» **Goal of the exercise**
Extract every entry word for word.

--- Start of Recorded data ---

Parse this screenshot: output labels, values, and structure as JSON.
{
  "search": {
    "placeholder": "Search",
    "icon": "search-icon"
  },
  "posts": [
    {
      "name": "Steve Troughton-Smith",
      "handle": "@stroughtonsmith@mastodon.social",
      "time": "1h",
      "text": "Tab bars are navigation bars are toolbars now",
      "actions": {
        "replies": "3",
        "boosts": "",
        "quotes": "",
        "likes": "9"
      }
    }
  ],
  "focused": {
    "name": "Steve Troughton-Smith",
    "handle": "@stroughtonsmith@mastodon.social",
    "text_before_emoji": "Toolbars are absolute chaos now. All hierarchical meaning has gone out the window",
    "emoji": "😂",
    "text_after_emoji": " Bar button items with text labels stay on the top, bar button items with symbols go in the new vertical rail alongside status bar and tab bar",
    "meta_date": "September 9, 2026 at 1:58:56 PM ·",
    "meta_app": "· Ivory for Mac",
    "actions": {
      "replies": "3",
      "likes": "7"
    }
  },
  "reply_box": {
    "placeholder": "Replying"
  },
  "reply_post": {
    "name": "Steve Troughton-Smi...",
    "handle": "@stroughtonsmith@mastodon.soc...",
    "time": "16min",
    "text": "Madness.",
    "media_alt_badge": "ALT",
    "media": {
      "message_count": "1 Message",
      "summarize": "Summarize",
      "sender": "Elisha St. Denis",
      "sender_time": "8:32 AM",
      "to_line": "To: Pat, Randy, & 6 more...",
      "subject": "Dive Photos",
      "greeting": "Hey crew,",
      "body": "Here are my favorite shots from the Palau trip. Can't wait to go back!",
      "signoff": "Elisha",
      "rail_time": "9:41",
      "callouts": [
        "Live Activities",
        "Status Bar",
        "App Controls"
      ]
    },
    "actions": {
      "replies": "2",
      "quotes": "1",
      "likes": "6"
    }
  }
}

--- End of Recorded data ---

» **Result**
Parse this screenshot: output labels, values, and structure as JSON.
{
  "search": {
    "placeholder": "Search",
    "icon": "search-icon"
  },
  "posts": [
    {
      "name": "Steve Troughton-Smith",
      "handle": "@stroughtonsmith@mastodon.social",
      "time": "1h",
      "text": "Tab bars are navigation bars are toolbars now",
      "actions": {
        "replies": "3",
        "boosts": "",
        "quotes": "",
        "likes": "9"
      }
    }
  ],
  "focused": {
    "name": "Steve Troughton-Smith",
    "handle": "@stroughtonsmith@mastodon.social",
    "text_before_emoji": "Toolbars are absolute chaos now. All hierarchical meaning has gone out the window",
    "emoji": "😂",
    "text_after_emoji": " Bar button items with text labels stay on the top, bar button items with symbols go in the new vertical rail alongside status bar and tab bar",
    "meta_date": "September 9, 2026 at 1:58:56 PM ·",
    "meta_app": "· Ivory for Mac",
    "actions": {
      "replies": "3",
      "likes": "7"
    }
  },
  "reply_box": {
    "placeholder": "Replying"
  },
  "reply_post": {
    "name": "Steve Troughton-Smi...",
    "handle": "@stroughtonsmith@mastodon.soc...",
    "time": "16min",
    "text": "Madness.",
    "media_alt_badge": "ALT",
    "media": {
      "message_count": "1 Message",
      "summarize": "Summarize",
      "sender": "Elisha St. Denis",
      "sender_time": "8:32 AM",
      "to_line": "To: Pat, Randy, & 6 more...",
      "subject": "Dive Photos",
      "greeting": "Hey crew,",
      "body": "Here are my favorite shots from the Palau trip. Can't wait to go back!",
      "signoff": "Elisha",
      "rail_time": "9:41",
      "callouts": [
        "Live Activities",
        "Status Bar",
        "App Controls"
      ]
    },
    "actions": {
      "replies": "2",
      "quotes": "1",
      "likes": "6"
    }
  }
}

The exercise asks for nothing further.